Document excerpt.
■ ■ ■ ■
The deep fried chicken may be scrumptious and the ice cream yummy but they are full of fat and sugar. Only this week, thousands of Americans signed a petition protesting against the use of human antibiotics in chicken, a method used to grow them faster.

In North America, 30 percent of children are obese; in Kenya 23 percent of women aged 15 years and above are either over-weight or obese. An estimated 3.5 million people in Kenya suffer from diabetes and the numbers are growing at a frightening rate, according to the World Health Organization.

Globally, 2.8 million adults die every year from complications related to obesity and excessive weight. These are frightening statistics.

In the 1970s, an American envoy to Kenya talking about his country’s imports boasted: “We just don’t import Coca Cola.” That’s right! America imports to Africa much more than Coca Cola and fast foods.

Years, ago major international cigarette companies: Dunhill and Pall Mall, Philip Morris, the British American Tobacco and UK’s Imperial Tobacco moved productions to developing countries including Africa to escape strict health legislations, rising taxes, and advertising restrictions. What followed was a decline in cigarette smoking in developed countries. Today, for example, only about 20 percent of Americans smoke cigarettes.
■ ■ ■ ■
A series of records
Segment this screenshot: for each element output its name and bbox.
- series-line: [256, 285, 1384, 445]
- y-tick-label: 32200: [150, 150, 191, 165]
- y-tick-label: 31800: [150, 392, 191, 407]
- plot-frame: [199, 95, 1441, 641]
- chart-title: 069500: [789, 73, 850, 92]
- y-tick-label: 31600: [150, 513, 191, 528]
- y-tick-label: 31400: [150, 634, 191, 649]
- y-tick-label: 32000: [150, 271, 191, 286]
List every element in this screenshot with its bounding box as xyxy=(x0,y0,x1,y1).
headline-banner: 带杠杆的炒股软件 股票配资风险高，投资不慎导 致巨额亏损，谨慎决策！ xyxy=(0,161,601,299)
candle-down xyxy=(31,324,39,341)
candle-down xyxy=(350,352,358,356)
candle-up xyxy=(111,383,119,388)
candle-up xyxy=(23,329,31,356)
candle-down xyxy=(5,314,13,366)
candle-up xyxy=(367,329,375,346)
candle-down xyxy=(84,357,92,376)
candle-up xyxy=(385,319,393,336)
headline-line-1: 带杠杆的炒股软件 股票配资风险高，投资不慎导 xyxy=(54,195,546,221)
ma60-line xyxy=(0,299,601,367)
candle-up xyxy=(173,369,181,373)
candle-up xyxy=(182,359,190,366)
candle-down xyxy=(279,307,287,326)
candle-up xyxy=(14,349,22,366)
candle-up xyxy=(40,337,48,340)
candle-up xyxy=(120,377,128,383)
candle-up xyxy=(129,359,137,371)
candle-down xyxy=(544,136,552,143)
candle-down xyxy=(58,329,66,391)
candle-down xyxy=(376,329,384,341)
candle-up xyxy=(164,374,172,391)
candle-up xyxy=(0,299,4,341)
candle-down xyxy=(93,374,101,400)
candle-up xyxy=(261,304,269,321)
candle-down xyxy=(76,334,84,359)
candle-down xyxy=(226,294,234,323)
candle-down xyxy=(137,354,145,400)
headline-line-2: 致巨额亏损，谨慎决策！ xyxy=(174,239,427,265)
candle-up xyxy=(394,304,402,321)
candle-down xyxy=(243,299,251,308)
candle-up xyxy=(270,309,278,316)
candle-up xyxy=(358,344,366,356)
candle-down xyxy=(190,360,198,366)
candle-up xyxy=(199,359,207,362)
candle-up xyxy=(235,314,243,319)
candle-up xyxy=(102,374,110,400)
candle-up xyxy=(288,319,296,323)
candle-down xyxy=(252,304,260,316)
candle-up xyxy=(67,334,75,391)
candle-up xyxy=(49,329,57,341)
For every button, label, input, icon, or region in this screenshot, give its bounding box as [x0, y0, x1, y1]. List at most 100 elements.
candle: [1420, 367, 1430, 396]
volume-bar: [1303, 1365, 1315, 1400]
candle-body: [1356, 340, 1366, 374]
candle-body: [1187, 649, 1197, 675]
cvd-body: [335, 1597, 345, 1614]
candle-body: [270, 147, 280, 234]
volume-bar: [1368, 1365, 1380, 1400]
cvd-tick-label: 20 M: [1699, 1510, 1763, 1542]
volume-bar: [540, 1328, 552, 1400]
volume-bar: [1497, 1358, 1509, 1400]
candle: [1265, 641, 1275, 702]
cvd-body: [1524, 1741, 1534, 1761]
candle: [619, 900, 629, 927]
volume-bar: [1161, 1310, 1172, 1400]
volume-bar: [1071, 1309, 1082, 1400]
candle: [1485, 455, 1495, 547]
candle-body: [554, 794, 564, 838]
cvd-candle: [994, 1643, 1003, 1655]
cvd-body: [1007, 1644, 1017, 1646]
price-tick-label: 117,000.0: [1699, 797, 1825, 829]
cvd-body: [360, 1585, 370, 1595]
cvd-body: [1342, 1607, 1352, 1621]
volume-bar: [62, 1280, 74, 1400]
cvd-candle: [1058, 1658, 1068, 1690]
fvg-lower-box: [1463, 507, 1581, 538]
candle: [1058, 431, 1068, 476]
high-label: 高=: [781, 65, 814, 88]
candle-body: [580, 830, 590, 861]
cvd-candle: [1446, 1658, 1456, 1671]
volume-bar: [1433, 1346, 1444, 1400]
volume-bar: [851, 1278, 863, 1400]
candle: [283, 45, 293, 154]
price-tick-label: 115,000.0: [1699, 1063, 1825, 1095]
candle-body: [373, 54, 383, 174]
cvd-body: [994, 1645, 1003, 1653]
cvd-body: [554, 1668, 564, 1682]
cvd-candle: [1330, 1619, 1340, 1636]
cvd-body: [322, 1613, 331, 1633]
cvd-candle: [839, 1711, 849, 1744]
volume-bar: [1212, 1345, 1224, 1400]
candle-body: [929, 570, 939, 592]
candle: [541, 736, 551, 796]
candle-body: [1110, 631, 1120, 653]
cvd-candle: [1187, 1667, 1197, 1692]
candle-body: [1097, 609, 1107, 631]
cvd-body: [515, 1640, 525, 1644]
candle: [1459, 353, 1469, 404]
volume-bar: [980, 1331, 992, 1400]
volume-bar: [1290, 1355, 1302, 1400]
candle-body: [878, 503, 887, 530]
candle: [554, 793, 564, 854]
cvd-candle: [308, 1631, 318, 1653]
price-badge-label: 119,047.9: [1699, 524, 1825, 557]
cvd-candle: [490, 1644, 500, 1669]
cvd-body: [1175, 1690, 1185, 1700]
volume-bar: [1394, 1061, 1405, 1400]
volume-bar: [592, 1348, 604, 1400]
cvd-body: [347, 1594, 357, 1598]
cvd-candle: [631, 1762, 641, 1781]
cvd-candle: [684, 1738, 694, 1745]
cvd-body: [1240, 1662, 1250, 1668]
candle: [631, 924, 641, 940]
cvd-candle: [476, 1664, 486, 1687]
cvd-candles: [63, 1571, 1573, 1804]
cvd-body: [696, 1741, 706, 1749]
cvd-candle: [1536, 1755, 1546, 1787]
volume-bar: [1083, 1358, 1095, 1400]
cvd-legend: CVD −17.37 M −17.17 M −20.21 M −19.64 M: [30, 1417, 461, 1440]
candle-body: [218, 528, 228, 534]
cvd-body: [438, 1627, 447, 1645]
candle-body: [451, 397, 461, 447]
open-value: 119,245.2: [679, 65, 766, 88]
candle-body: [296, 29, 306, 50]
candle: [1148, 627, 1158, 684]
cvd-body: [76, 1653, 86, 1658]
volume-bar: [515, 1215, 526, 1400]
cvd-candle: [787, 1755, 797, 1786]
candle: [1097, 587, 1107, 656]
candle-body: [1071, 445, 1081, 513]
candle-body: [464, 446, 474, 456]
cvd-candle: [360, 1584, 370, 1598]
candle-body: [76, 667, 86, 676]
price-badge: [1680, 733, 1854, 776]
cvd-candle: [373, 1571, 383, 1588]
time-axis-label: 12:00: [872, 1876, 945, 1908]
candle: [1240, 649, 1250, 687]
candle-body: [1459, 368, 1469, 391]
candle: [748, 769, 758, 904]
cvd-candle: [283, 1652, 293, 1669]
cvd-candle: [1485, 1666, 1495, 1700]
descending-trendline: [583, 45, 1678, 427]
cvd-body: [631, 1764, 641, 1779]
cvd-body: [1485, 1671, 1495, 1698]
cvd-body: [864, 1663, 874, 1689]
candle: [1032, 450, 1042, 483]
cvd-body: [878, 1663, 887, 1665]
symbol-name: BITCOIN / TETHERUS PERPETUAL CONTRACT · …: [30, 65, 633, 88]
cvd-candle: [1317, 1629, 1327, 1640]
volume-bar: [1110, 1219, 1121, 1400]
■ ■ ■ ■
Aim 1. According to the excerpt on fast food and obesity, what percentage of children in North America are obese?
Aim 2. Translate this sentence from the excerpt on fast food and obesity into Spanish: "Globally, 2.8 million adults die every year from complications related to obesity and excessive weight."
Aim 3. Reproduce the passage of the excerpt on fast food and obesity between "Globally, 2.8 million" and "Americans smoke cigarettes.", inclusive.
These rows have no connection to the excerpt on fast food and obesity.

Exercise answer 1. 30 percent

Exercise answer 2. A nivel mundial, 2,8 millones de adultos mueren cada año por complicaciones relacionadas con la obesidad y el exceso de peso.

Exercise answer 3.
Globally, 2.8 million adults die every year from complications related to obesity and excessive weight. These are frightening statistics.

In the 1970s, an American envoy to Kenya talking about his country’s imports boasted: “We just don’t import Coca Cola.” That’s right! America imports to Africa much more than Coca Cola and fast foods.

Years, ago major international cigarette companies: Dunhill and Pall Mall, Philip Morris, the British American Tobacco and UK’s Imperial Tobacco moved productions to developing countries including Africa to escape strict health legislations, rising taxes, and advertising restrictions. What followed was a decline in cigarette smoking in developed countries. Today, for example, only about 20 percent of Americans smoke cigarettes.